▶ _Challenge_
Repeat all the material exactly; pictures stay out of your copy.

▶ _Excerpted data_
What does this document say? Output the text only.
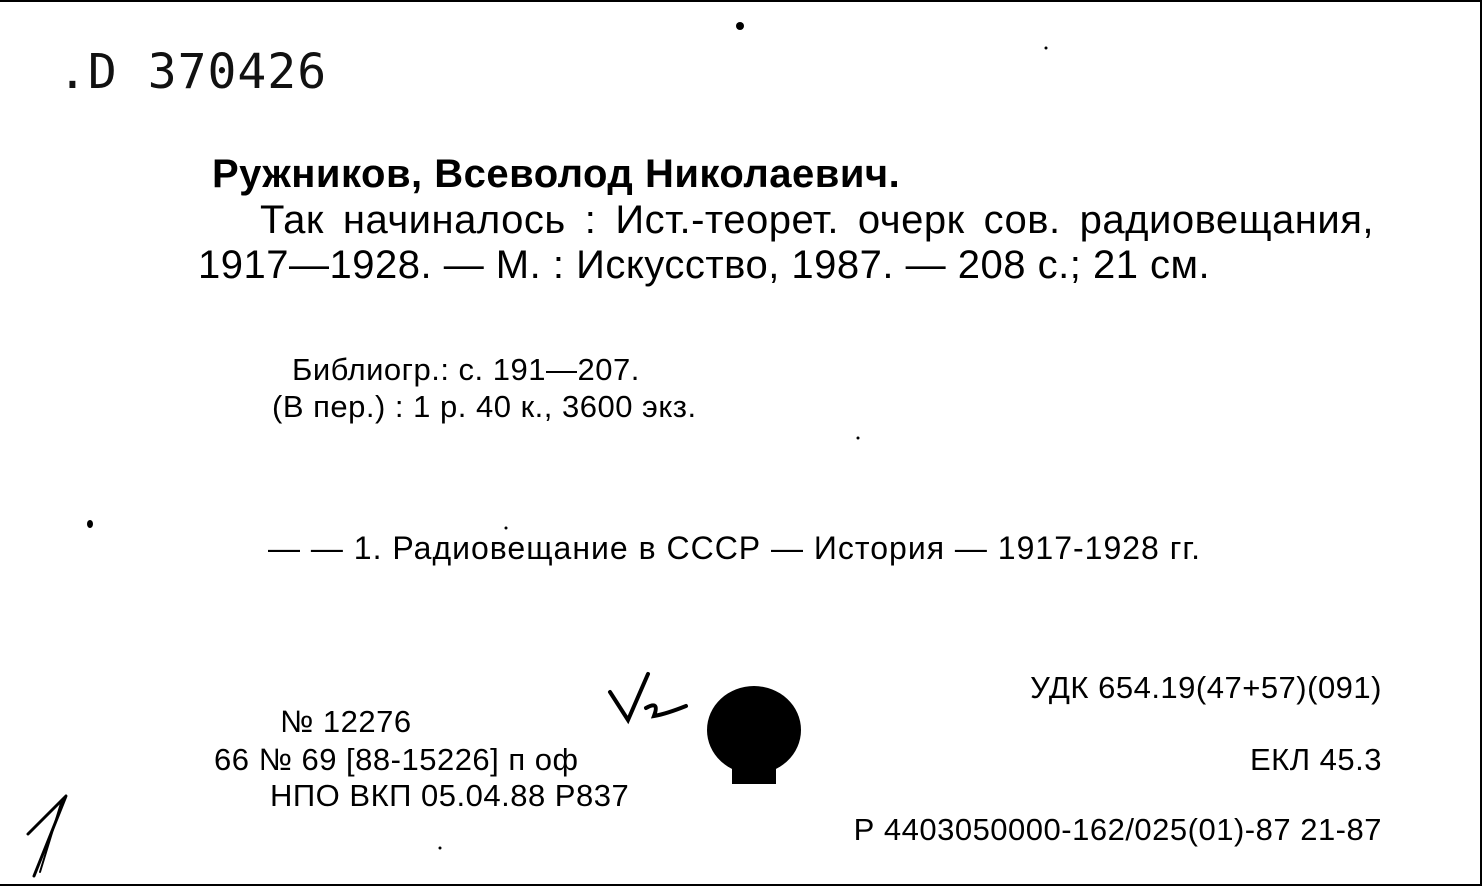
.D 370426
Ружников, Всеволод Николаевич.

Так начиналось : Ист.-теорет. очерк сов. радиовещания, 1917—1928. — М. : Искусство, 1987. — 208 с.; 21 см.

Библиогр.: с. 191—207.
(В пер.) : 1 р. 40 к., 3600 экз.
— — 1. Радиовещание в СССР — История — 1917-1928 гг.
№ 12276
66 № 69 [88-15226] п оф
НПО ВКП 05.04.88 Р837
УДК 654.19(47+57)(091)
ЕКЛ 45.3
Р 4403050000-162/025(01)-87 21-87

▶ _Answer to the task_
What does this document say? Output the text only.
.D 370426
Ружников, Всеволод Николаевич.

Так начиналось : Ист.-теорет. очерк сов. радиовещания, 1917—1928. — М. : Искусство, 1987. — 208 с.; 21 см.

Библиогр.: с. 191—207.
(В пер.) : 1 р. 40 к., 3600 экз.
— — 1. Радиовещание в СССР — История — 1917-1928 гг.
№ 12276
66 № 69 [88-15226] п оф
НПО ВКП 05.04.88 Р837
УДК 654.19(47+57)(091)
ЕКЛ 45.3
Р 4403050000-162/025(01)-87 21-87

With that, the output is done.